Start of Data for this exercise

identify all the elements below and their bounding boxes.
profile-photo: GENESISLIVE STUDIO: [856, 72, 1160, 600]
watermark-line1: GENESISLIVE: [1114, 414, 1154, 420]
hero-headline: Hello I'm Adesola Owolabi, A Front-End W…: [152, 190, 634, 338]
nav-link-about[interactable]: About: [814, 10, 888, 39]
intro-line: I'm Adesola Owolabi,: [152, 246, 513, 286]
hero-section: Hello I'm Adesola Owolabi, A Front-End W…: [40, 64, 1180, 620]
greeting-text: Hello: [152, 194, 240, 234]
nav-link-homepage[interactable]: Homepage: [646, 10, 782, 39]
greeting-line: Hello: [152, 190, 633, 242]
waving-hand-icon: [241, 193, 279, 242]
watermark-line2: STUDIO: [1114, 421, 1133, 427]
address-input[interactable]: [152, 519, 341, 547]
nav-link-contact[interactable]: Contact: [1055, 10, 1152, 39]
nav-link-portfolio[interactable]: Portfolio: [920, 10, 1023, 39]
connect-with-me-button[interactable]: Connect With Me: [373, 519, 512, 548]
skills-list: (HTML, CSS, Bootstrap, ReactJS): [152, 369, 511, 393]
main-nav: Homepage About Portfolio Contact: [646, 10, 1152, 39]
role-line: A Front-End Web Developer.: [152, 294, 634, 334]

End of Data for this exercise

About this task: Retype all of the entries precisely as they are.

Expected answer:
identify all the elements below and their bounding boxes.
profile-photo: GENESISLIVE STUDIO: [856, 72, 1160, 600]
watermark-line1: GENESISLIVE: [1114, 414, 1154, 420]
hero-headline: Hello I'm Adesola Owolabi, A Front-End W…: [152, 190, 634, 338]
nav-link-about[interactable]: About: [814, 10, 888, 39]
intro-line: I'm Adesola Owolabi,: [152, 246, 513, 286]
hero-section: Hello I'm Adesola Owolabi, A Front-End W…: [40, 64, 1180, 620]
greeting-text: Hello: [152, 194, 240, 234]
nav-link-homepage[interactable]: Homepage: [646, 10, 782, 39]
greeting-line: Hello: [152, 190, 633, 242]
waving-hand-icon: [241, 193, 279, 242]
watermark-line2: STUDIO: [1114, 421, 1133, 427]
address-input[interactable]: [152, 519, 341, 547]
nav-link-contact[interactable]: Contact: [1055, 10, 1152, 39]
nav-link-portfolio[interactable]: Portfolio: [920, 10, 1023, 39]
connect-with-me-button[interactable]: Connect With Me: [373, 519, 512, 548]
skills-list: (HTML, CSS, Bootstrap, ReactJS): [152, 369, 511, 393]
main-nav: Homepage About Portfolio Contact: [646, 10, 1152, 39]
role-line: A Front-End Web Developer.: [152, 294, 634, 334]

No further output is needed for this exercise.